→ **Work instructions**:
A – Answer these questions from the drawer slide thread:
(i) How many drawers will the dresser steve6678 is building have?
(ii) What wood did Dal300 use for the slides?
(iii) Which woods does bondogaposis name for the runners?
B – Reproduce the part of the drawer slide thread that opens with the words containing "## crashn (Aug" and closes with "good looking out.".

→ **Passage given**:
-- Begin --
# Thinking of using this for drawer slides



## steve6678 (Oct 4, 2012)

I am building a 9 drawer dresser.
3 on top, 6"x18"ish
6 on bottom, 2 rows of 3, 8"x28"ish
I saw this side routed drawer slide idea…
see pic:


----------



## Dal300 (Aug 4, 2011)

BTDT, but if you want to, go ahead.

My drawers were made of tulip poplar and the slides were made from silver maple. It could have been different properties of the wood but some days it would slide easily and other days you couldn't move them at all.

I even went so far as to trim 1/32" off the slides and the drawers still stuck.

I like these slides, but haven't had much luck with them. I think I need to learn a lot more before I try them again.


----------



## steve6678 (Oct 4, 2012)

wow really? were they the same, similar type…1" dado in drawer side with maple runner.
I haven't decided yet, maybe I should do bottom center runners…
What would you suggest, anyone…???


----------



## steve6678 (Oct 4, 2012)

Oh, what is BDTD


----------



## crashn (Aug 26, 2011)

I think its Been There Done That (BTDT). I used that method on a couple router table drawers, works, eh ok. Would not do it for a heavily loaded dresser.


----------



## steve6678 (Oct 4, 2012)

good looking out.


----------



## a1Jim (Aug 9, 2008)

It works fine if tuned in properly.


----------



## DonBroussard (Mar 27, 2012)

@steve6678-I would probably put the slides toward the top of the drawer sides, about 1/3 of the distance of the drawer sides instead of right in the middle.

@Dallas-I just added BTDT to the acronym glossary. I didn't know what that was either.


----------



## bondogaposis (Dec 18, 2011)

I built a dresser 30 years ago using that method. The dresser still works great. Use a fine grained wood such as birch or maple for the runners and use 1/4 sawn if possible and wax the heck out of them.


----------
-- End --
→ **Entries supplied**:
-- Begin --
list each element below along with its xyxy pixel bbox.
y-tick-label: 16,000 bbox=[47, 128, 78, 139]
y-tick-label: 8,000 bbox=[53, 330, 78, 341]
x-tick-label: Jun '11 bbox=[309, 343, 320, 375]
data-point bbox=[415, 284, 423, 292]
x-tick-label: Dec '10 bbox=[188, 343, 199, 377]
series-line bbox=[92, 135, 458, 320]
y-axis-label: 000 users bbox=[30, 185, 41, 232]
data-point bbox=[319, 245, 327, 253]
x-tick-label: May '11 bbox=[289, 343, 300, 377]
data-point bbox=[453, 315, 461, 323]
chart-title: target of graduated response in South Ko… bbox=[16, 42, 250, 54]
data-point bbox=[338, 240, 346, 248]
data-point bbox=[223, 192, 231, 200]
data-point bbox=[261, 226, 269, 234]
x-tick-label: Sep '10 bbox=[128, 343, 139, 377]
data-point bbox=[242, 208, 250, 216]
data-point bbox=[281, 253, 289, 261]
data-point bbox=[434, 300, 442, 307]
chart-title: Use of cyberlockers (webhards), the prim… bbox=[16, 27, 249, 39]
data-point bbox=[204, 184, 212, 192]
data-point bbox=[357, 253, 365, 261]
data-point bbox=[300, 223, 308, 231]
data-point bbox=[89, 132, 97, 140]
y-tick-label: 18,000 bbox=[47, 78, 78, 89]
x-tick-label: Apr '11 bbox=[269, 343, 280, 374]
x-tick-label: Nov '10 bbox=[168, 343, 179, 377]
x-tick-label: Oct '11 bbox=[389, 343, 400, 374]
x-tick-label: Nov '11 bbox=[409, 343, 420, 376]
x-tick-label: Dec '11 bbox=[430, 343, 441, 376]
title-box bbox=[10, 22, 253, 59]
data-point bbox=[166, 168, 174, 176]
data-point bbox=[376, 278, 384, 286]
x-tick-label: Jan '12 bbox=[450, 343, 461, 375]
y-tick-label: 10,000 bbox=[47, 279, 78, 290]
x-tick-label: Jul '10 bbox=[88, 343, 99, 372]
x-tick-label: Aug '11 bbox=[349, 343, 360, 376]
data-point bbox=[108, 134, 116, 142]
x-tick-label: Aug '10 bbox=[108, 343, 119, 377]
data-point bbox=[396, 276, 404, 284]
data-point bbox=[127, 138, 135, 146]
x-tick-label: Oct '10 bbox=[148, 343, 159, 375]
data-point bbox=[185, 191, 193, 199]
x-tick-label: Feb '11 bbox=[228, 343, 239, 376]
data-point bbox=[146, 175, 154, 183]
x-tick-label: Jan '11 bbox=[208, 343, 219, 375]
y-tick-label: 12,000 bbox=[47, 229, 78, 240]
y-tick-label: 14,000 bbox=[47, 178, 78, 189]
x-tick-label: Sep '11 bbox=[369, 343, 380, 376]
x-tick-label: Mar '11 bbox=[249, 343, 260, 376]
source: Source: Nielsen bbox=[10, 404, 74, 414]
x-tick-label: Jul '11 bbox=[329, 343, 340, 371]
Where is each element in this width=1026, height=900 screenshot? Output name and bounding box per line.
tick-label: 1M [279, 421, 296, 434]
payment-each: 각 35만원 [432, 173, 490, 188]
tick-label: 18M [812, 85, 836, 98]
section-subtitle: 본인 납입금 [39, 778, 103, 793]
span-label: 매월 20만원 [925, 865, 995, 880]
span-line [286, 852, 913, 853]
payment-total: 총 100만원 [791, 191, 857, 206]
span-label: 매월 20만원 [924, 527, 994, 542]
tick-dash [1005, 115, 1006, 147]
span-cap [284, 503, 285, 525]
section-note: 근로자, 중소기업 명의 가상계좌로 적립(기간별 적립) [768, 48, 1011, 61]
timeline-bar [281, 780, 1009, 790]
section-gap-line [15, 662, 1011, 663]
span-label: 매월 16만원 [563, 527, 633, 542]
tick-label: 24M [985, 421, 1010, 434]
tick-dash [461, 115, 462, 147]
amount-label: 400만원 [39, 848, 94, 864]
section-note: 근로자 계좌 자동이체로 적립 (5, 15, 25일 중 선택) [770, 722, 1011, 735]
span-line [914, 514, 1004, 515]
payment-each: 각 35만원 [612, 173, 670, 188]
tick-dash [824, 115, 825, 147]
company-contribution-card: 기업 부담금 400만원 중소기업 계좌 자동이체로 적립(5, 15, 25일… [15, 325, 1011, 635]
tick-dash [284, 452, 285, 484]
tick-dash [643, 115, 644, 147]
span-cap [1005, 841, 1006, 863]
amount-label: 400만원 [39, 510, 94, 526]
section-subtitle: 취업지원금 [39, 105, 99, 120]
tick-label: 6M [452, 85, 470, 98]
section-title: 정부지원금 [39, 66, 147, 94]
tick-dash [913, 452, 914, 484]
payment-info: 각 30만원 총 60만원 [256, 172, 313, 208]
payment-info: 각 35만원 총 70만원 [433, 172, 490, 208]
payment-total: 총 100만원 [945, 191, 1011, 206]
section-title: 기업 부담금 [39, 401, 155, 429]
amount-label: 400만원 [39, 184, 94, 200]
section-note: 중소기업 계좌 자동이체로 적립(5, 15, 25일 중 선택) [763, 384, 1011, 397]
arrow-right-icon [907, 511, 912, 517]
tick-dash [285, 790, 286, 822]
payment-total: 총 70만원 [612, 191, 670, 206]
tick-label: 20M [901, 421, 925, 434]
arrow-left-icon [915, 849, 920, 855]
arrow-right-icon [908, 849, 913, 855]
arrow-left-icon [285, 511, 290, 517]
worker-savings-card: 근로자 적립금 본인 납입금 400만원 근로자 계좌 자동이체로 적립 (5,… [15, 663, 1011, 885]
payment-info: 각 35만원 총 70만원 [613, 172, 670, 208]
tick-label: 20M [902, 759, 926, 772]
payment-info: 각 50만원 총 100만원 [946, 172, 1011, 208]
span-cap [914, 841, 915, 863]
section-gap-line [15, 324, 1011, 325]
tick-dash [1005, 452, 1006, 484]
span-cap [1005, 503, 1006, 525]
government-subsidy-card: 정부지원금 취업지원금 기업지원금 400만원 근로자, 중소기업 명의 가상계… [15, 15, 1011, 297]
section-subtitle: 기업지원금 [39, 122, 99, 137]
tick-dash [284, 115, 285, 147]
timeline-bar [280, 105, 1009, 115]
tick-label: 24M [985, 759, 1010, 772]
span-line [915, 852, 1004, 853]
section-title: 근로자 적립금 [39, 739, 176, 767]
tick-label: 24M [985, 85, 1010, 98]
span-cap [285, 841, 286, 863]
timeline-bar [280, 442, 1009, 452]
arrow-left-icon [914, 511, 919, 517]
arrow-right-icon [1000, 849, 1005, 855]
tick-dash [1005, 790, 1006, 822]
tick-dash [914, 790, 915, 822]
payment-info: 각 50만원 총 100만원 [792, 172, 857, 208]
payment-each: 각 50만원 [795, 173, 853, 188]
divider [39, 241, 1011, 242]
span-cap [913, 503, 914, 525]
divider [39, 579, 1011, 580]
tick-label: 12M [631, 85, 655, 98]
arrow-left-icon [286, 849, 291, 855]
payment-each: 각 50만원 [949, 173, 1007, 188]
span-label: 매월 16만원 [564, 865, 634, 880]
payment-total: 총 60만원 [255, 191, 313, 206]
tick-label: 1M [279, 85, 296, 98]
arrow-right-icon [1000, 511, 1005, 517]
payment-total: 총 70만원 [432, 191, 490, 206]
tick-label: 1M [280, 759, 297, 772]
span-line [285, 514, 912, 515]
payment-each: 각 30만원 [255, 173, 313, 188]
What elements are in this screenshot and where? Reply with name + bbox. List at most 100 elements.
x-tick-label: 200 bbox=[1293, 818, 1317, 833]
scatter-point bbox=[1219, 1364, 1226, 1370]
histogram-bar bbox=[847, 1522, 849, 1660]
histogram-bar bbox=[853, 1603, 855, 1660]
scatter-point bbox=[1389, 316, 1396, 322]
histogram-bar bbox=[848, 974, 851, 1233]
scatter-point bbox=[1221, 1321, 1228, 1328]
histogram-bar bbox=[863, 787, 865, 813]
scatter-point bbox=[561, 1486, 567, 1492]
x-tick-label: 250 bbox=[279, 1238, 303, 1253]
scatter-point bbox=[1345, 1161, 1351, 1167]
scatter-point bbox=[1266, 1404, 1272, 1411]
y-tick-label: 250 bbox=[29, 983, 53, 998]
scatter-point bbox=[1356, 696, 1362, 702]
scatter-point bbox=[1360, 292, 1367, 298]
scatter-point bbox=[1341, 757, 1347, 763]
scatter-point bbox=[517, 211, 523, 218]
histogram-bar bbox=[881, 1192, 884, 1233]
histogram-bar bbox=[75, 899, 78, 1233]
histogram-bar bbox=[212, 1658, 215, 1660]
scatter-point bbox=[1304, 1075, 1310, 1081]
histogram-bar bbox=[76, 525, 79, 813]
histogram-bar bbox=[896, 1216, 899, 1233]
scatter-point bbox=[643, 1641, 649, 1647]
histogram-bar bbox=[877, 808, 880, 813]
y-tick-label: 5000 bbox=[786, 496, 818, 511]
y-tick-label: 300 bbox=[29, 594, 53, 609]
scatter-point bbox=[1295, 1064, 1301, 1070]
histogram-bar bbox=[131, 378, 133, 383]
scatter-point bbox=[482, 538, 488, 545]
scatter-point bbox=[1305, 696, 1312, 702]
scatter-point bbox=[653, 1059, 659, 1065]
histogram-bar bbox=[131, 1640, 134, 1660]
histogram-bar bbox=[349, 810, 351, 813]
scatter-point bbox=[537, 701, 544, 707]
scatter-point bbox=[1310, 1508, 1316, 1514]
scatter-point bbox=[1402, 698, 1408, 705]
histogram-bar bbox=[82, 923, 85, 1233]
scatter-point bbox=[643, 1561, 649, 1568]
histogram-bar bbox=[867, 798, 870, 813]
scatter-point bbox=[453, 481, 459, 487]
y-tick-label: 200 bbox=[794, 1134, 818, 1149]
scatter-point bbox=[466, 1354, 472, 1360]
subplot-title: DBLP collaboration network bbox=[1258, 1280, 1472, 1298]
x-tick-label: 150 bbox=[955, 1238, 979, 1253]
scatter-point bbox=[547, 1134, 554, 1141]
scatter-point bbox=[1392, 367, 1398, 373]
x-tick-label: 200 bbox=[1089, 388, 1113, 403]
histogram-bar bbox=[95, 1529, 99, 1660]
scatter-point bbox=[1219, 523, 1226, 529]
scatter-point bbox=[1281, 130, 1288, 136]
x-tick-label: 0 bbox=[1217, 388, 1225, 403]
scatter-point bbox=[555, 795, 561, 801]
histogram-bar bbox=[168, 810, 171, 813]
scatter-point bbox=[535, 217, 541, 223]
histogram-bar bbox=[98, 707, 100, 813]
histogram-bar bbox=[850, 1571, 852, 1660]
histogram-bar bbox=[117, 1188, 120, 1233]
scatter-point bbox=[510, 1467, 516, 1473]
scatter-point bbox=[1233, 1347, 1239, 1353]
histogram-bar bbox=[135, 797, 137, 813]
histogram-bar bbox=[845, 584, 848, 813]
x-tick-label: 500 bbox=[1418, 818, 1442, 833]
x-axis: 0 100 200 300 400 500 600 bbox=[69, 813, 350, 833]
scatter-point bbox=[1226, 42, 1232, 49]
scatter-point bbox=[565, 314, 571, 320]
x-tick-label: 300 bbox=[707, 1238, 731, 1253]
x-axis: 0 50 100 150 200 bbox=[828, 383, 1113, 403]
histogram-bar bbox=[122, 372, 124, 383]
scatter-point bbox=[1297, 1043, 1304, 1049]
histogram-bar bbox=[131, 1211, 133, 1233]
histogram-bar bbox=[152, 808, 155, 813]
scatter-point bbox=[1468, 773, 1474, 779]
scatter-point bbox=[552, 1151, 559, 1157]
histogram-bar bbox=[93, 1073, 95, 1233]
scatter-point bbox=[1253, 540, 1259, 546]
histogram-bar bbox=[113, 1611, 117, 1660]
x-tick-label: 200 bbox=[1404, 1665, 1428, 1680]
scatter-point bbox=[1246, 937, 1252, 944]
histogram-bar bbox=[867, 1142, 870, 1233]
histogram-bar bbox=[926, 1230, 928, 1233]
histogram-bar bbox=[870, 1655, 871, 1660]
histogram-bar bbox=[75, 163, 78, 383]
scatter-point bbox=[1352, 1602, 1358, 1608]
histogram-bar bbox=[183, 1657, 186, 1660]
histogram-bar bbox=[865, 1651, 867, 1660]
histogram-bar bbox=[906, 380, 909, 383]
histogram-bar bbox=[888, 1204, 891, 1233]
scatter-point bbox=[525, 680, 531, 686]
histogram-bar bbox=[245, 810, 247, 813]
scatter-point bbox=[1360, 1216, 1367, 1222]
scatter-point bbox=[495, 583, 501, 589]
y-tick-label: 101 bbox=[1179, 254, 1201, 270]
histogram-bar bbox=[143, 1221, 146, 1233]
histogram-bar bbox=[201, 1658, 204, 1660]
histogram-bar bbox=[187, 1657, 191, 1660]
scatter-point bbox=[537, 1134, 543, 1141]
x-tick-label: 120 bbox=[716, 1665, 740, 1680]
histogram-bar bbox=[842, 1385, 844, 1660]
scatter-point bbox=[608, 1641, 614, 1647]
-- End --
→ **Expected responses**:
A –
(i) 9
(ii) Silver maple
(iii) Birch or maple

B –
## crashn (Aug 26, 2011)

I think its Been There Done That (BTDT). I used that method on a couple router table drawers, works, eh ok. Would not do it for a heavily loaded dresser.


----------



## steve6678 (Oct 4, 2012)

good looking out.